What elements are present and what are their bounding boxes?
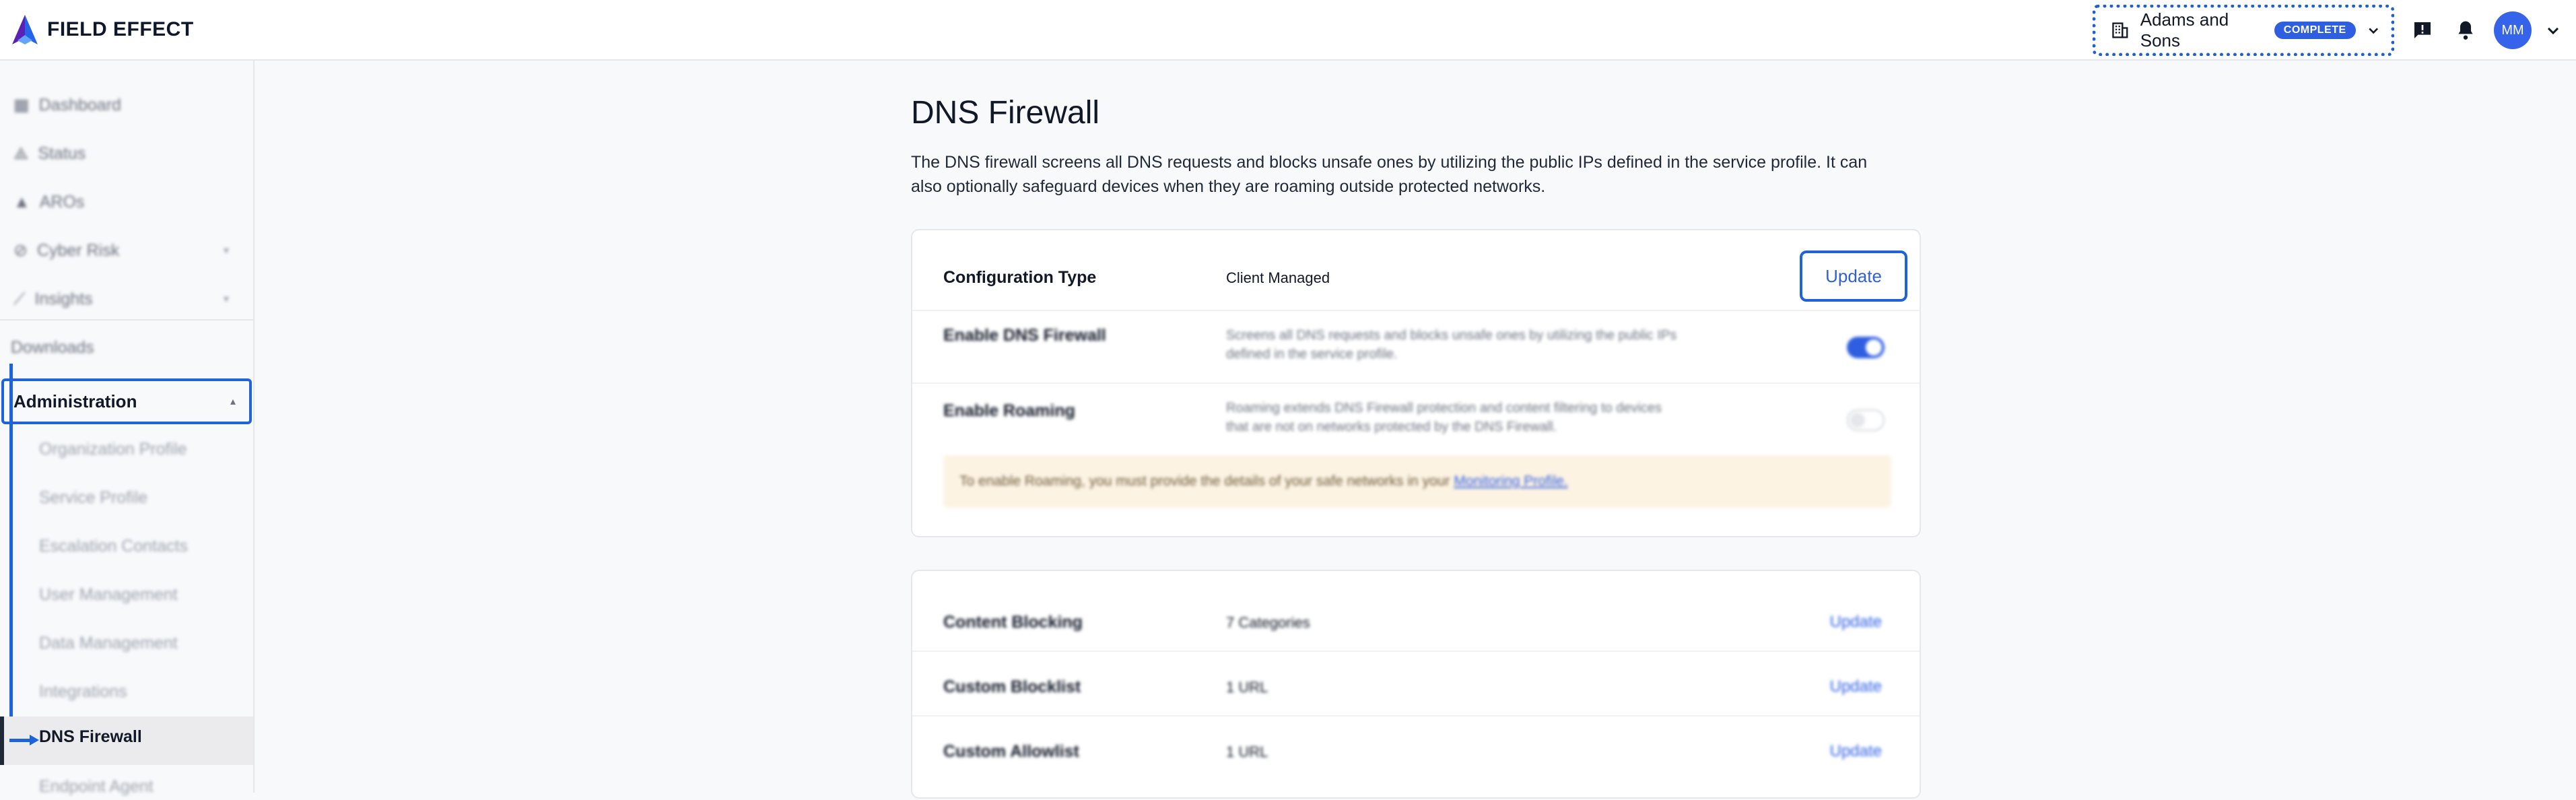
enable-firewall-label: Enable DNS Firewall [943,326,1106,345]
bell-icon [2458,21,2473,40]
sidebar-item-label: Dashboard [38,95,121,114]
feedback-button[interactable] [2408,15,2437,45]
custom-blocklist-label: Custom Blocklist [943,677,1081,696]
enable-firewall-description: Screens all DNS requests and blocks unsa… [1226,328,1677,362]
chevron-down-icon: ▾ [223,294,229,305]
content-blocking-row: Content Blocking 7 Categories [943,598,1891,632]
organization-switcher[interactable]: Adams and Sons COMPLETE [2093,5,2394,56]
alert-icon: ▲ [13,192,30,211]
organization-name: Adams and Sons [2140,9,2229,51]
sidebar-item-user-management[interactable]: User Management [39,581,178,608]
grid-icon: ▦ [13,96,30,114]
sidebar-item-label: AROs [39,192,85,211]
sidebar-item-administration[interactable]: Administration ▴ [1,378,252,424]
brand-name: FIELD EFFECT [47,18,194,40]
enable-roaming-label: Enable Roaming [943,401,1075,420]
tree-connector [9,364,13,741]
brand-logo[interactable]: FIELD EFFECT [11,13,194,46]
sidebar-item-insights[interactable]: ⟋ Insights ▾ [13,286,242,312]
sidebar-item-label: Downloads [11,337,94,357]
tree-connector-arrow [9,739,32,742]
sidebar-item-cyber-risk[interactable]: ⊘ Cyber Risk ▾ [13,237,242,264]
sidebar-item-status[interactable]: ⟁ Status [13,140,242,167]
config-type-value: Client Managed [1226,269,1330,286]
main-content: DNS Firewall The DNS firewall screens al… [911,94,1921,199]
enable-firewall-row: Enable DNS Firewall Screens all DNS requ… [943,310,1891,382]
content-blocking-value: 7 Categories [1226,614,1310,631]
row-divider [912,651,1920,652]
feedback-icon [2414,22,2431,38]
sidebar-item-label: Insights [34,289,93,308]
user-avatar[interactable]: MM [2494,11,2532,49]
config-type-label: Configuration Type [943,268,1097,287]
roaming-notice: To enable Roaming, you must provide the … [943,455,1891,508]
custom-allowlist-update-link[interactable]: Update [1830,742,1882,761]
active-indicator [0,716,4,765]
sidebar-item-label: Administration [13,391,137,411]
sidebar-item-integrations[interactable]: Integrations [39,678,127,705]
chevron-up-icon: ▴ [230,396,236,407]
notifications-button[interactable] [2451,15,2480,45]
sidebar-item-dashboard[interactable]: ▦ Dashboard [13,92,242,119]
sidebar-item-endpoint-agent[interactable]: Endpoint Agent [39,773,154,800]
sidebar-item-aros[interactable]: ▲ AROs [13,189,242,215]
field-effect-logo-icon [12,15,38,44]
enable-firewall-toggle[interactable] [1847,337,1885,358]
sidebar-item-data-management[interactable]: Data Management [39,630,178,657]
sidebar-divider [0,319,255,321]
custom-blocklist-update-link[interactable]: Update [1830,677,1882,696]
user-menu-chevron-icon[interactable] [2545,22,2561,38]
chart-icon: ⟋ [13,289,26,308]
content-filtering-card: Content Blocking 7 Categories Update Cus… [911,570,1921,799]
config-type-row: Configuration Type Client Managed [943,230,1891,303]
custom-blocklist-row: Custom Blocklist 1 URL [943,663,1891,696]
shield-icon: ⊘ [13,241,28,260]
page-title: DNS Firewall [911,95,1100,131]
content-blocking-update-link[interactable]: Update [1830,613,1882,632]
custom-allowlist-label: Custom Allowlist [943,742,1079,761]
custom-allowlist-row: Custom Allowlist 1 URL [943,727,1891,761]
sidebar-item-label: Cyber Risk [36,240,120,260]
pulse-icon: ⟁ [13,143,29,163]
dns-settings-card: Configuration Type Client Managed Update… [911,229,1921,537]
sidebar-item-organization-profile[interactable]: Organization Profile [39,436,187,463]
sidebar: ▦ Dashboard ⟁ Status ▲ AROs ⊘ Cyber Risk… [0,61,255,793]
chevron-down-icon [2369,28,2378,34]
status-badge: COMPLETE [2274,22,2356,39]
custom-allowlist-value: 1 URL [1226,743,1268,760]
custom-blocklist-value: 1 URL [1226,679,1268,696]
sidebar-item-label: DNS Firewall [39,727,142,746]
notice-text: To enable Roaming, you must provide the … [959,473,1450,489]
page-description: The DNS firewall screens all DNS request… [911,153,1868,196]
content-blocking-label: Content Blocking [943,613,1083,632]
sidebar-item-service-profile[interactable]: Service Profile [39,484,147,511]
enable-roaming-toggle[interactable] [1847,409,1885,431]
arrow-right-icon [30,735,39,745]
sidebar-item-label: Status [38,143,86,163]
sidebar-item-escalation-contacts[interactable]: Escalation Contacts [39,533,188,560]
monitoring-profile-link[interactable]: Monitoring Profile. [1454,473,1567,490]
enable-roaming-description: Roaming extends DNS Firewall protection … [1226,401,1662,434]
chevron-down-icon: ▾ [223,245,229,257]
top-bar: FIELD EFFECT Adams and Sons COMPLETE MM [0,0,2576,61]
config-update-button[interactable]: Update [1800,251,1907,302]
row-divider [912,715,1920,716]
building-icon [2112,22,2128,38]
sidebar-item-downloads[interactable]: Downloads [11,334,240,361]
enable-roaming-row: Enable Roaming Roaming extends DNS Firew… [943,382,1891,455]
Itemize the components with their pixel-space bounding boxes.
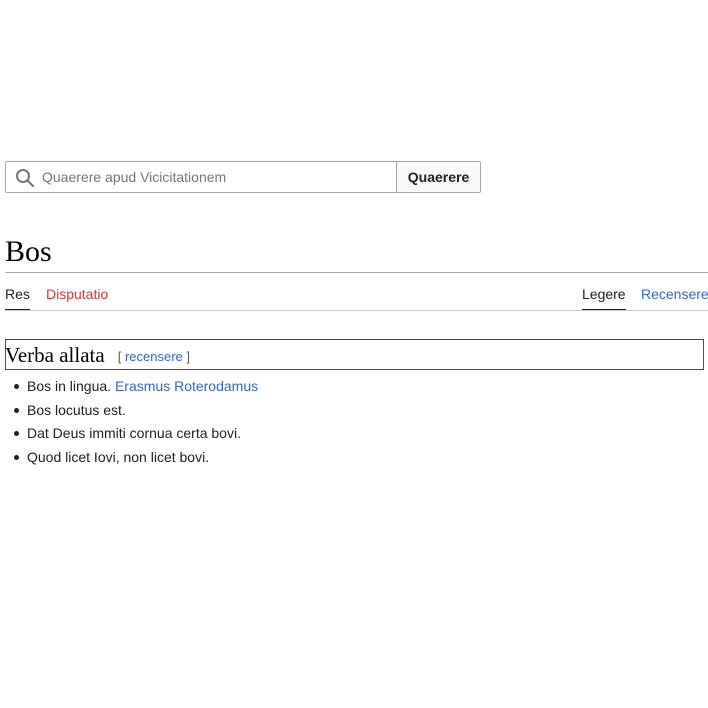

◆ YOUR OBJECTIVE
Please copy out all of the entries above word for word, leaving out the pictures.

◆ REPLY TO THE EXERCISE
What elements are present and what are their bounding boxes?
enable-firewall-label: Enable DNS Firewall [943,326,1106,345]
bell-icon [2458,21,2473,40]
sidebar-item-label: Dashboard [38,95,121,114]
feedback-button[interactable] [2408,15,2437,45]
custom-blocklist-label: Custom Blocklist [943,677,1081,696]
enable-firewall-description: Screens all DNS requests and blocks unsa… [1226,328,1677,362]
chevron-down-icon: ▾ [223,294,229,305]
content-blocking-row: Content Blocking 7 Categories [943,598,1891,632]
organization-switcher[interactable]: Adams and Sons COMPLETE [2093,5,2394,56]
alert-icon: ▲ [13,192,30,211]
organization-name: Adams and Sons [2140,9,2229,51]
sidebar-item-user-management[interactable]: User Management [39,581,178,608]
grid-icon: ▦ [13,96,30,114]
sidebar-item-label: AROs [39,192,85,211]
sidebar-item-administration[interactable]: Administration ▴ [1,378,252,424]
brand-name: FIELD EFFECT [47,18,194,40]
enable-roaming-label: Enable Roaming [943,401,1075,420]
tree-connector [9,364,13,741]
brand-logo[interactable]: FIELD EFFECT [11,13,194,46]
sidebar-item-insights[interactable]: ⟋ Insights ▾ [13,286,242,312]
sidebar-item-label: Downloads [11,337,94,357]
tree-connector-arrow [9,739,32,742]
sidebar-item-cyber-risk[interactable]: ⊘ Cyber Risk ▾ [13,237,242,264]
sidebar-item-status[interactable]: ⟁ Status [13,140,242,167]
config-type-value: Client Managed [1226,269,1330,286]
main-content: DNS Firewall The DNS firewall screens al… [911,94,1921,199]
enable-firewall-row: Enable DNS Firewall Screens all DNS requ… [943,310,1891,382]
content-blocking-value: 7 Categories [1226,614,1310,631]
row-divider [912,651,1920,652]
feedback-icon [2414,22,2431,38]
sidebar-item-label: Insights [34,289,93,308]
user-avatar[interactable]: MM [2494,11,2532,49]
config-type-label: Configuration Type [943,268,1097,287]
roaming-notice: To enable Roaming, you must provide the … [943,455,1891,508]
custom-allowlist-update-link[interactable]: Update [1830,742,1882,761]
active-indicator [0,716,4,765]
sidebar-item-label: Administration [13,391,137,411]
sidebar-item-integrations[interactable]: Integrations [39,678,127,705]
chevron-up-icon: ▴ [230,396,236,407]
notifications-button[interactable] [2451,15,2480,45]
sidebar-item-dashboard[interactable]: ▦ Dashboard [13,92,242,119]
sidebar-item-endpoint-agent[interactable]: Endpoint Agent [39,773,154,800]
sidebar-item-aros[interactable]: ▲ AROs [13,189,242,215]
field-effect-logo-icon [12,15,38,44]
enable-firewall-toggle[interactable] [1847,337,1885,358]
sidebar-item-data-management[interactable]: Data Management [39,630,178,657]
sidebar-divider [0,319,255,321]
custom-blocklist-update-link[interactable]: Update [1830,677,1882,696]
user-menu-chevron-icon[interactable] [2545,22,2561,38]
chart-icon: ⟋ [13,289,26,308]
content-filtering-card: Content Blocking 7 Categories Update Cus… [911,570,1921,799]
config-type-row: Configuration Type Client Managed [943,230,1891,303]
custom-blocklist-row: Custom Blocklist 1 URL [943,663,1891,696]
shield-icon: ⊘ [13,241,28,260]
page-title: DNS Firewall [911,95,1100,131]
content-blocking-update-link[interactable]: Update [1830,613,1882,632]
custom-allowlist-label: Custom Allowlist [943,742,1079,761]
custom-allowlist-row: Custom Allowlist 1 URL [943,727,1891,761]
sidebar-item-label: Cyber Risk [36,240,120,260]
pulse-icon: ⟁ [13,143,29,163]
dns-settings-card: Configuration Type Client Managed Update… [911,229,1921,537]
sidebar-item-organization-profile[interactable]: Organization Profile [39,436,187,463]
sidebar: ▦ Dashboard ⟁ Status ▲ AROs ⊘ Cyber Risk… [0,61,255,793]
chevron-down-icon [2369,28,2378,34]
status-badge: COMPLETE [2274,22,2356,39]
custom-allowlist-value: 1 URL [1226,743,1268,760]
custom-blocklist-value: 1 URL [1226,679,1268,696]
sidebar-item-label: DNS Firewall [39,727,142,746]
notice-text: To enable Roaming, you must provide the … [959,473,1450,489]
page-description: The DNS firewall screens all DNS request… [911,153,1868,196]
content-blocking-label: Content Blocking [943,613,1083,632]
sidebar-item-service-profile[interactable]: Service Profile [39,484,147,511]
enable-roaming-toggle[interactable] [1847,409,1885,431]
arrow-right-icon [30,735,39,745]
sidebar-item-label: Status [38,143,86,163]
sidebar-item-escalation-contacts[interactable]: Escalation Contacts [39,533,188,560]
monitoring-profile-link[interactable]: Monitoring Profile. [1454,473,1567,490]
enable-roaming-description: Roaming extends DNS Firewall protection … [1226,401,1662,434]
chevron-down-icon: ▾ [223,245,229,257]
top-bar: FIELD EFFECT Adams and Sons COMPLETE MM [0,0,2576,61]
config-update-button[interactable]: Update [1800,251,1907,302]
row-divider [912,715,1920,716]
building-icon [2112,22,2128,38]
sidebar-item-downloads[interactable]: Downloads [11,334,240,361]
enable-roaming-row: Enable Roaming Roaming extends DNS Firew… [943,382,1891,455]
Itemize the components with their pixel-space bounding boxes.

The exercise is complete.